The exercise: Wherever the word "SIKAP" appears in a line, copy that line.

Supplied records:
▼
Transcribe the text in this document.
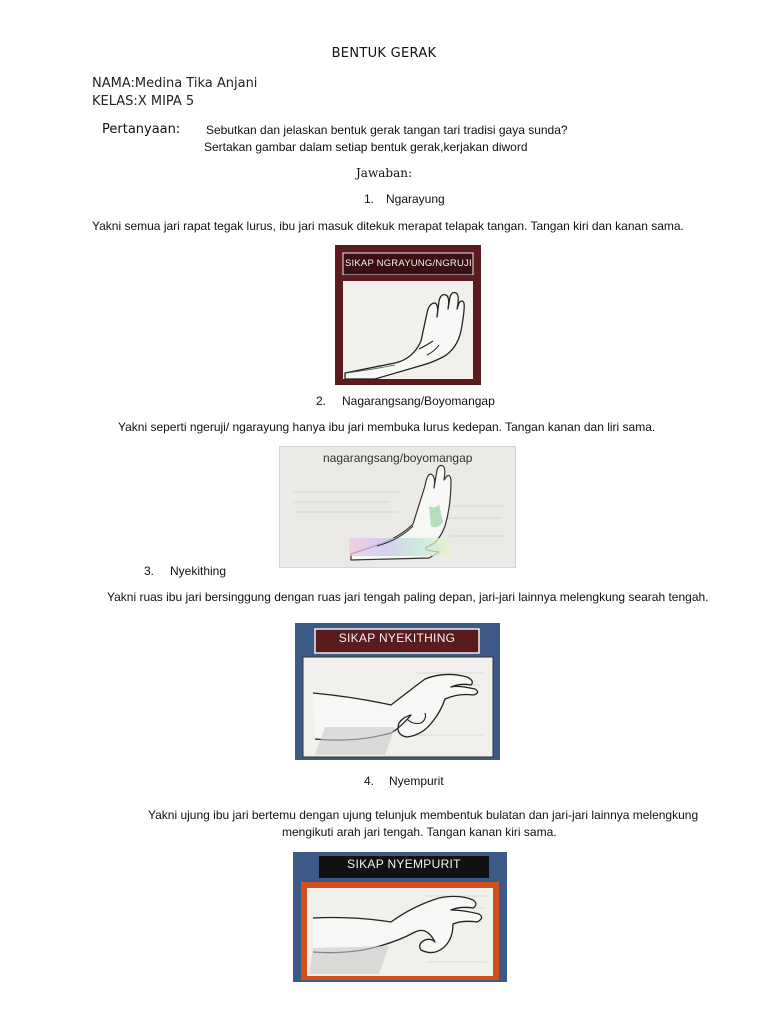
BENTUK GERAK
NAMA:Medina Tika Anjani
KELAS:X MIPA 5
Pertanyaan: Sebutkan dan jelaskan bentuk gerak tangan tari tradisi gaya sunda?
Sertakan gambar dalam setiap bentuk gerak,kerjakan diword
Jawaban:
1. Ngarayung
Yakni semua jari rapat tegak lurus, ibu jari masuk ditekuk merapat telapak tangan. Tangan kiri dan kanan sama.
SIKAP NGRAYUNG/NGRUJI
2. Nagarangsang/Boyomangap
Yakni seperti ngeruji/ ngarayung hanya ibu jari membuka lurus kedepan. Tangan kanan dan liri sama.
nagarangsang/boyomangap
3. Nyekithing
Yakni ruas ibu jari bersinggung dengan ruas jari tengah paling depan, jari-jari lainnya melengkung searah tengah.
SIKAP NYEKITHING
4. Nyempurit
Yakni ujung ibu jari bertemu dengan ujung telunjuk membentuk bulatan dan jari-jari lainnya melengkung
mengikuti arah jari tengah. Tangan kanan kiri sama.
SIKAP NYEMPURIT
▲
▼
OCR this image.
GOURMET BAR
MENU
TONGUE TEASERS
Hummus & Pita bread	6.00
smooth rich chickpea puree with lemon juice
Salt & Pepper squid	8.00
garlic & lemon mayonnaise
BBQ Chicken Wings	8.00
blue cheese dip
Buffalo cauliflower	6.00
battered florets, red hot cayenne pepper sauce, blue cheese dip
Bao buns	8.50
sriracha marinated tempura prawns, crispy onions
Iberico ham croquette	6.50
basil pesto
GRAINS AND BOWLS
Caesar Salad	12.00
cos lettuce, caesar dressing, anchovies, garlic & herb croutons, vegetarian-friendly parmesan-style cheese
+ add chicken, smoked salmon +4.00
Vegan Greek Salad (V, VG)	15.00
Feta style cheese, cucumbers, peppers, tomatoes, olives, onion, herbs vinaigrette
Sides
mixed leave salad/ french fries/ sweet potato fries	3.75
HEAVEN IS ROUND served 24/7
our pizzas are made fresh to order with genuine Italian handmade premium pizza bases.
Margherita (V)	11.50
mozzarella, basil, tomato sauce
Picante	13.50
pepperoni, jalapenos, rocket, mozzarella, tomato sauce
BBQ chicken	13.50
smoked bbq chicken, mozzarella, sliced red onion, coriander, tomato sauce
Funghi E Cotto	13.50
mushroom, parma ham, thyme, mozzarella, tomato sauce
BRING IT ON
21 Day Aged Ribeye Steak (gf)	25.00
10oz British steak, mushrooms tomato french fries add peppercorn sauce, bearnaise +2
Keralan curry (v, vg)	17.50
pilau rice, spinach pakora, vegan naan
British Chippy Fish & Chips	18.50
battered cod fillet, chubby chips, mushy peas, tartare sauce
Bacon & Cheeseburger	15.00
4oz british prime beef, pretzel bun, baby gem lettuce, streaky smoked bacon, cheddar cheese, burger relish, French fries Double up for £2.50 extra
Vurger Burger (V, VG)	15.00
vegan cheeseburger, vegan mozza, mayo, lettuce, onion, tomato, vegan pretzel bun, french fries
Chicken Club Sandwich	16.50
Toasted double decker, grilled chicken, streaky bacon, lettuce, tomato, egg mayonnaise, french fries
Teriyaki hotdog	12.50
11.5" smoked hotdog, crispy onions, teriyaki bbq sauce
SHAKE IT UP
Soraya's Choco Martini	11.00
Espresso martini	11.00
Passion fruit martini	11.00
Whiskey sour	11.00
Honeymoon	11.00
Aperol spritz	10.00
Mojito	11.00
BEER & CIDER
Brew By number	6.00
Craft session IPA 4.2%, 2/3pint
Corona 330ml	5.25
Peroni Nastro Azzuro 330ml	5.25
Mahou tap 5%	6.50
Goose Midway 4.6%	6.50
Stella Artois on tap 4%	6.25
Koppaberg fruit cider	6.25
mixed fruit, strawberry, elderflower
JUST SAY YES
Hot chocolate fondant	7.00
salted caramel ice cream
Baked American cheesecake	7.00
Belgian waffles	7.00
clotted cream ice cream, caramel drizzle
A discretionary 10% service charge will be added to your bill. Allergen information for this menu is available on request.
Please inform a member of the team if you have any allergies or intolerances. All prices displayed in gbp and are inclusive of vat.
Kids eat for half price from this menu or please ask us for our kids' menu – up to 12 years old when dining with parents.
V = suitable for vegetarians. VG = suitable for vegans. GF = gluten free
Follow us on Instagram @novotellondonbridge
▲
Reply to the exercise:
SIKAP NGRAYUNG/NGRUJI
SIKAP NYEKITHING
SIKAP NYEMPURIT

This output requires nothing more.